==== Rows ====

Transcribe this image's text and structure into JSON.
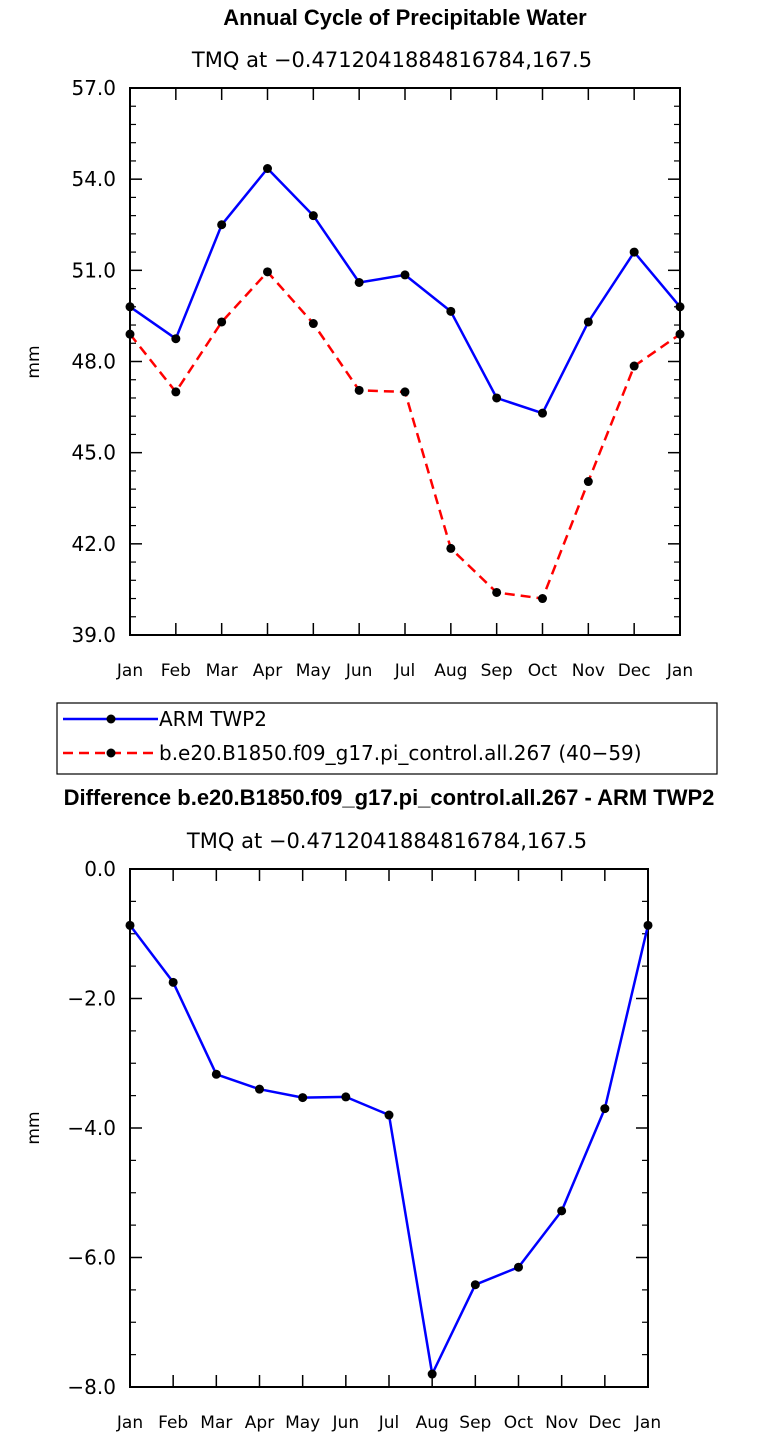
{
  "chart_data": [
    {
      "type": "line",
      "title": "Annual Cycle of Precipitable Water",
      "subtitle": "TMQ at −0.4712041884816784,167.5",
      "ylabel": "mm",
      "ylim": [
        39.0,
        57.0
      ],
      "yticks": [
        "39.0",
        "42.0",
        "45.0",
        "48.0",
        "51.0",
        "54.0",
        "57.0"
      ],
      "categories": [
        "Jan",
        "Feb",
        "Mar",
        "Apr",
        "May",
        "Jun",
        "Jul",
        "Aug",
        "Sep",
        "Oct",
        "Nov",
        "Dec",
        "Jan"
      ],
      "series": [
        {
          "name": "ARM TWP2",
          "color": "#0000ff",
          "dash": "solid",
          "values": [
            49.8,
            48.75,
            52.5,
            54.35,
            52.8,
            50.6,
            50.85,
            49.65,
            46.8,
            46.3,
            49.3,
            51.6,
            49.8
          ]
        },
        {
          "name": "b.e20.B1850.f09_g17.pi_control.all.267 (40−59)",
          "color": "#ff0000",
          "dash": "dashed",
          "values": [
            48.9,
            47.0,
            49.3,
            50.95,
            49.25,
            47.05,
            47.0,
            41.85,
            40.4,
            40.2,
            44.05,
            47.85,
            48.9
          ]
        }
      ],
      "legend_position": "below"
    },
    {
      "type": "line",
      "title": "Difference b.e20.B1850.f09_g17.pi_control.all.267 - ARM TWP2",
      "subtitle": "TMQ at −0.4712041884816784,167.5",
      "ylabel": "mm",
      "ylim": [
        -8.0,
        0.0
      ],
      "yticks": [
        "−8.0",
        "−6.0",
        "−4.0",
        "−2.0",
        "0.0"
      ],
      "categories": [
        "Jan",
        "Feb",
        "Mar",
        "Apr",
        "May",
        "Jun",
        "Jul",
        "Aug",
        "Sep",
        "Oct",
        "Nov",
        "Dec",
        "Jan"
      ],
      "series": [
        {
          "color": "#0000ff",
          "dash": "solid",
          "values": [
            -0.87,
            -1.75,
            -3.17,
            -3.4,
            -3.53,
            -3.52,
            -3.8,
            -7.8,
            -6.42,
            -6.15,
            -5.28,
            -3.7,
            -0.87
          ]
        }
      ]
    }
  ]
}
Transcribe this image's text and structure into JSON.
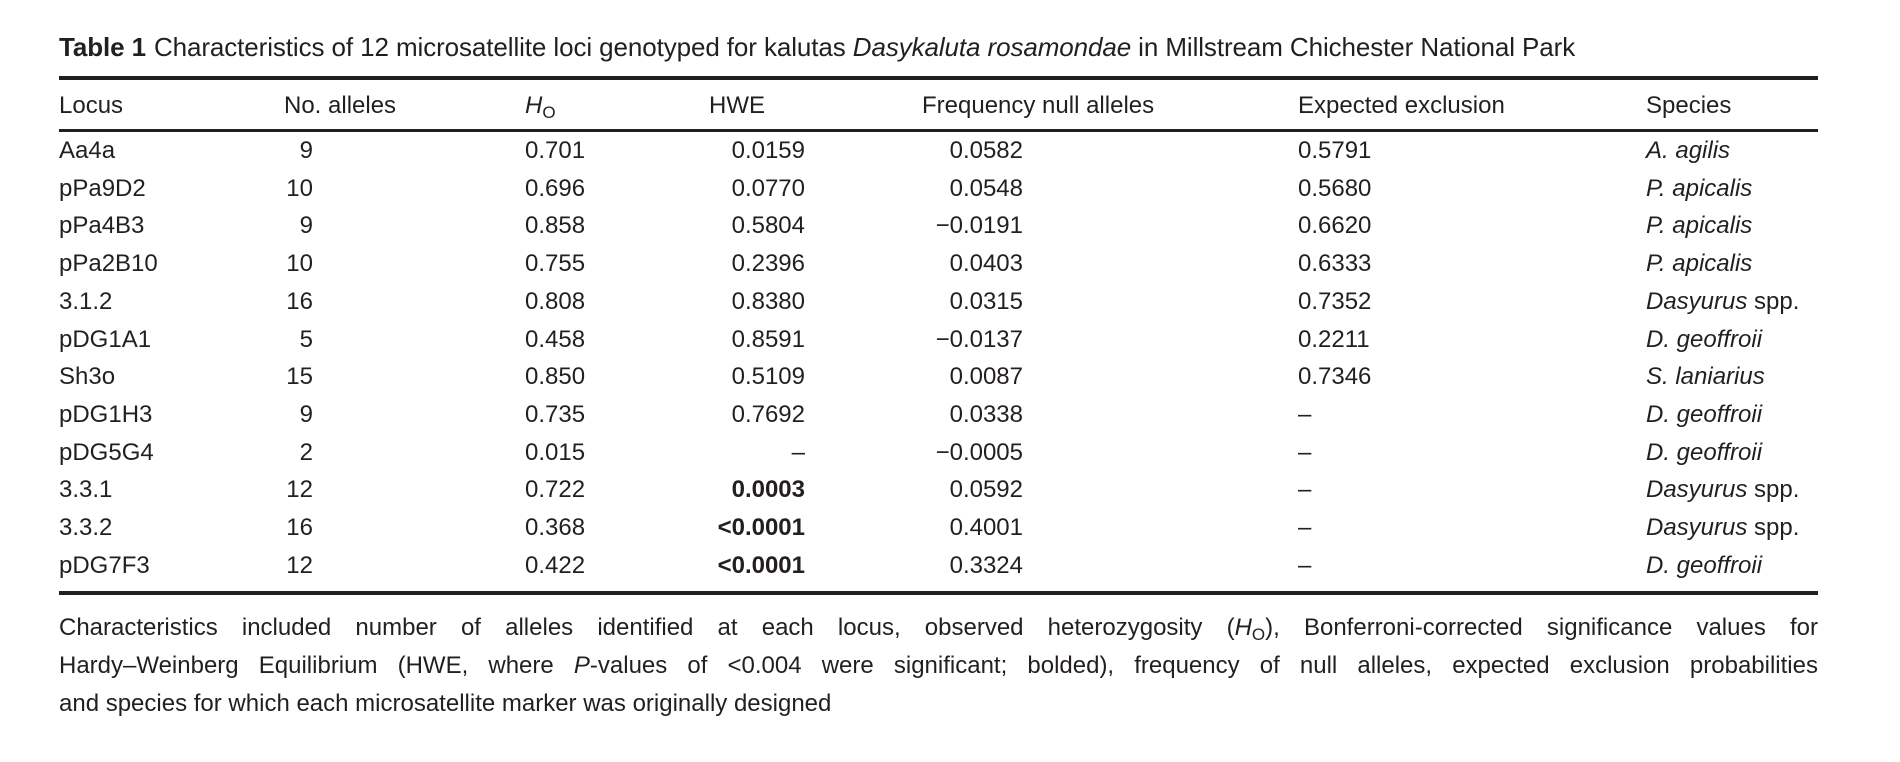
{
  "table": {
    "label": "Table 1",
    "title_pre": "Characteristics of 12 microsatellite loci genotyped for kalutas ",
    "title_italic": "Dasykaluta rosamondae",
    "title_post": " in Millstream Chichester National Park",
    "columns": {
      "locus": "Locus",
      "alleles": "No. alleles",
      "ho_main": "H",
      "ho_sub": "O",
      "hwe": "HWE",
      "freq_null": "Frequency null alleles",
      "expected_exclusion": "Expected exclusion",
      "species": "Species"
    },
    "rows": [
      {
        "locus": "Aa4a",
        "alleles": "9",
        "ho": "0.701",
        "hwe": "0.0159",
        "hwe_bold": false,
        "freq": "0.0582",
        "excl": "0.5791",
        "sp_it": "A. agilis",
        "sp_rest": ""
      },
      {
        "locus": "pPa9D2",
        "alleles": "10",
        "ho": "0.696",
        "hwe": "0.0770",
        "hwe_bold": false,
        "freq": "0.0548",
        "excl": "0.5680",
        "sp_it": "P. apicalis",
        "sp_rest": ""
      },
      {
        "locus": "pPa4B3",
        "alleles": "9",
        "ho": "0.858",
        "hwe": "0.5804",
        "hwe_bold": false,
        "freq": "−0.0191",
        "excl": "0.6620",
        "sp_it": "P. apicalis",
        "sp_rest": ""
      },
      {
        "locus": "pPa2B10",
        "alleles": "10",
        "ho": "0.755",
        "hwe": "0.2396",
        "hwe_bold": false,
        "freq": "0.0403",
        "excl": "0.6333",
        "sp_it": "P. apicalis",
        "sp_rest": ""
      },
      {
        "locus": "3.1.2",
        "alleles": "16",
        "ho": "0.808",
        "hwe": "0.8380",
        "hwe_bold": false,
        "freq": "0.0315",
        "excl": "0.7352",
        "sp_it": "Dasyurus",
        "sp_rest": " spp."
      },
      {
        "locus": "pDG1A1",
        "alleles": "5",
        "ho": "0.458",
        "hwe": "0.8591",
        "hwe_bold": false,
        "freq": "−0.0137",
        "excl": "0.2211",
        "sp_it": "D. geoffroii",
        "sp_rest": ""
      },
      {
        "locus": "Sh3o",
        "alleles": "15",
        "ho": "0.850",
        "hwe": "0.5109",
        "hwe_bold": false,
        "freq": "0.0087",
        "excl": "0.7346",
        "sp_it": "S. laniarius",
        "sp_rest": ""
      },
      {
        "locus": "pDG1H3",
        "alleles": "9",
        "ho": "0.735",
        "hwe": "0.7692",
        "hwe_bold": false,
        "freq": "0.0338",
        "excl": "–",
        "sp_it": "D. geoffroii",
        "sp_rest": ""
      },
      {
        "locus": "pDG5G4",
        "alleles": "2",
        "ho": "0.015",
        "hwe": "–",
        "hwe_bold": false,
        "freq": "−0.0005",
        "excl": "–",
        "sp_it": "D. geoffroii",
        "sp_rest": ""
      },
      {
        "locus": "3.3.1",
        "alleles": "12",
        "ho": "0.722",
        "hwe": "0.0003",
        "hwe_bold": true,
        "freq": "0.0592",
        "excl": "–",
        "sp_it": "Dasyurus",
        "sp_rest": " spp."
      },
      {
        "locus": "3.3.2",
        "alleles": "16",
        "ho": "0.368",
        "hwe": "<0.0001",
        "hwe_bold": true,
        "freq": "0.4001",
        "excl": "–",
        "sp_it": "Dasyurus",
        "sp_rest": " spp."
      },
      {
        "locus": "pDG7F3",
        "alleles": "12",
        "ho": "0.422",
        "hwe": "<0.0001",
        "hwe_bold": true,
        "freq": "0.3324",
        "excl": "–",
        "sp_it": "D. geoffroii",
        "sp_rest": ""
      }
    ],
    "caption": {
      "l1_a": "Characteristics included number of alleles identified at each locus, observed heterozygosity (",
      "l1_h": "H",
      "l1_sub": "O",
      "l1_b": "), Bonferroni-corrected significance values for",
      "l2_a": "Hardy–Weinberg Equilibrium (HWE, where ",
      "l2_p": "P",
      "l2_b": "-values of <0.004 were significant; bolded), frequency of null alleles, expected exclusion probabilities",
      "l3": "and species for which each microsatellite marker was originally designed"
    }
  },
  "colors": {
    "text": "#231f20",
    "background": "#ffffff"
  }
}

====

-- Exercise objective --
Using the material above, return every line exactly as it appears, minus the pictures.

-- Exercise solution --
Transcribe this image's text and structure into JSON.
{
  "chart_data": [
    {
      "type": "line",
      "title": "Annual Cycle of Precipitable Water",
      "subtitle": "TMQ at −0.4712041884816784,167.5",
      "ylabel": "mm",
      "ylim": [
        39.0,
        57.0
      ],
      "yticks": [
        "39.0",
        "42.0",
        "45.0",
        "48.0",
        "51.0",
        "54.0",
        "57.0"
      ],
      "categories": [
        "Jan",
        "Feb",
        "Mar",
        "Apr",
        "May",
        "Jun",
        "Jul",
        "Aug",
        "Sep",
        "Oct",
        "Nov",
        "Dec",
        "Jan"
      ],
      "series": [
        {
          "name": "ARM TWP2",
          "color": "#0000ff",
          "dash": "solid",
          "values": [
            49.8,
            48.75,
            52.5,
            54.35,
            52.8,
            50.6,
            50.85,
            49.65,
            46.8,
            46.3,
            49.3,
            51.6,
            49.8
          ]
        },
        {
          "name": "b.e20.B1850.f09_g17.pi_control.all.267 (40−59)",
          "color": "#ff0000",
          "dash": "dashed",
          "values": [
            48.9,
            47.0,
            49.3,
            50.95,
            49.25,
            47.05,
            47.0,
            41.85,
            40.4,
            40.2,
            44.05,
            47.85,
            48.9
          ]
        }
      ],
      "legend_position": "below"
    },
    {
      "type": "line",
      "title": "Difference b.e20.B1850.f09_g17.pi_control.all.267 - ARM TWP2",
      "subtitle": "TMQ at −0.4712041884816784,167.5",
      "ylabel": "mm",
      "ylim": [
        -8.0,
        0.0
      ],
      "yticks": [
        "−8.0",
        "−6.0",
        "−4.0",
        "−2.0",
        "0.0"
      ],
      "categories": [
        "Jan",
        "Feb",
        "Mar",
        "Apr",
        "May",
        "Jun",
        "Jul",
        "Aug",
        "Sep",
        "Oct",
        "Nov",
        "Dec",
        "Jan"
      ],
      "series": [
        {
          "color": "#0000ff",
          "dash": "solid",
          "values": [
            -0.87,
            -1.75,
            -3.17,
            -3.4,
            -3.53,
            -3.52,
            -3.8,
            -7.8,
            -6.42,
            -6.15,
            -5.28,
            -3.7,
            -0.87
          ]
        }
      ]
    }
  ]
}
Transcribe this image's text and structure into JSON.
{
  "table": {
    "label": "Table 1",
    "title_pre": "Characteristics of 12 microsatellite loci genotyped for kalutas ",
    "title_italic": "Dasykaluta rosamondae",
    "title_post": " in Millstream Chichester National Park",
    "columns": {
      "locus": "Locus",
      "alleles": "No. alleles",
      "ho_main": "H",
      "ho_sub": "O",
      "hwe": "HWE",
      "freq_null": "Frequency null alleles",
      "expected_exclusion": "Expected exclusion",
      "species": "Species"
    },
    "rows": [
      {
        "locus": "Aa4a",
        "alleles": "9",
        "ho": "0.701",
        "hwe": "0.0159",
        "hwe_bold": false,
        "freq": "0.0582",
        "excl": "0.5791",
        "sp_it": "A. agilis",
        "sp_rest": ""
      },
      {
        "locus": "pPa9D2",
        "alleles": "10",
        "ho": "0.696",
        "hwe": "0.0770",
        "hwe_bold": false,
        "freq": "0.0548",
        "excl": "0.5680",
        "sp_it": "P. apicalis",
        "sp_rest": ""
      },
      {
        "locus": "pPa4B3",
        "alleles": "9",
        "ho": "0.858",
        "hwe": "0.5804",
        "hwe_bold": false,
        "freq": "−0.0191",
        "excl": "0.6620",
        "sp_it": "P. apicalis",
        "sp_rest": ""
      },
      {
        "locus": "pPa2B10",
        "alleles": "10",
        "ho": "0.755",
        "hwe": "0.2396",
        "hwe_bold": false,
        "freq": "0.0403",
        "excl": "0.6333",
        "sp_it": "P. apicalis",
        "sp_rest": ""
      },
      {
        "locus": "3.1.2",
        "alleles": "16",
        "ho": "0.808",
        "hwe": "0.8380",
        "hwe_bold": false,
        "freq": "0.0315",
        "excl": "0.7352",
        "sp_it": "Dasyurus",
        "sp_rest": " spp."
      },
      {
        "locus": "pDG1A1",
        "alleles": "5",
        "ho": "0.458",
        "hwe": "0.8591",
        "hwe_bold": false,
        "freq": "−0.0137",
        "excl": "0.2211",
        "sp_it": "D. geoffroii",
        "sp_rest": ""
      },
      {
        "locus": "Sh3o",
        "alleles": "15",
        "ho": "0.850",
        "hwe": "0.5109",
        "hwe_bold": false,
        "freq": "0.0087",
        "excl": "0.7346",
        "sp_it": "S. laniarius",
        "sp_rest": ""
      },
      {
        "locus": "pDG1H3",
        "alleles": "9",
        "ho": "0.735",
        "hwe": "0.7692",
        "hwe_bold": false,
        "freq": "0.0338",
        "excl": "–",
        "sp_it": "D. geoffroii",
        "sp_rest": ""
      },
      {
        "locus": "pDG5G4",
        "alleles": "2",
        "ho": "0.015",
        "hwe": "–",
        "hwe_bold": false,
        "freq": "−0.0005",
        "excl": "–",
        "sp_it": "D. geoffroii",
        "sp_rest": ""
      },
      {
        "locus": "3.3.1",
        "alleles": "12",
        "ho": "0.722",
        "hwe": "0.0003",
        "hwe_bold": true,
        "freq": "0.0592",
        "excl": "–",
        "sp_it": "Dasyurus",
        "sp_rest": " spp."
      },
      {
        "locus": "3.3.2",
        "alleles": "16",
        "ho": "0.368",
        "hwe": "<0.0001",
        "hwe_bold": true,
        "freq": "0.4001",
        "excl": "–",
        "sp_it": "Dasyurus",
        "sp_rest": " spp."
      },
      {
        "locus": "pDG7F3",
        "alleles": "12",
        "ho": "0.422",
        "hwe": "<0.0001",
        "hwe_bold": true,
        "freq": "0.3324",
        "excl": "–",
        "sp_it": "D. geoffroii",
        "sp_rest": ""
      }
    ],
    "caption": {
      "l1_a": "Characteristics included number of alleles identified at each locus, observed heterozygosity (",
      "l1_h": "H",
      "l1_sub": "O",
      "l1_b": "), Bonferroni-corrected significance values for",
      "l2_a": "Hardy–Weinberg Equilibrium (HWE, where ",
      "l2_p": "P",
      "l2_b": "-values of <0.004 were significant; bolded), frequency of null alleles, expected exclusion probabilities",
      "l3": "and species for which each microsatellite marker was originally designed"
    }
  },
  "colors": {
    "text": "#231f20",
    "background": "#ffffff"
  }
}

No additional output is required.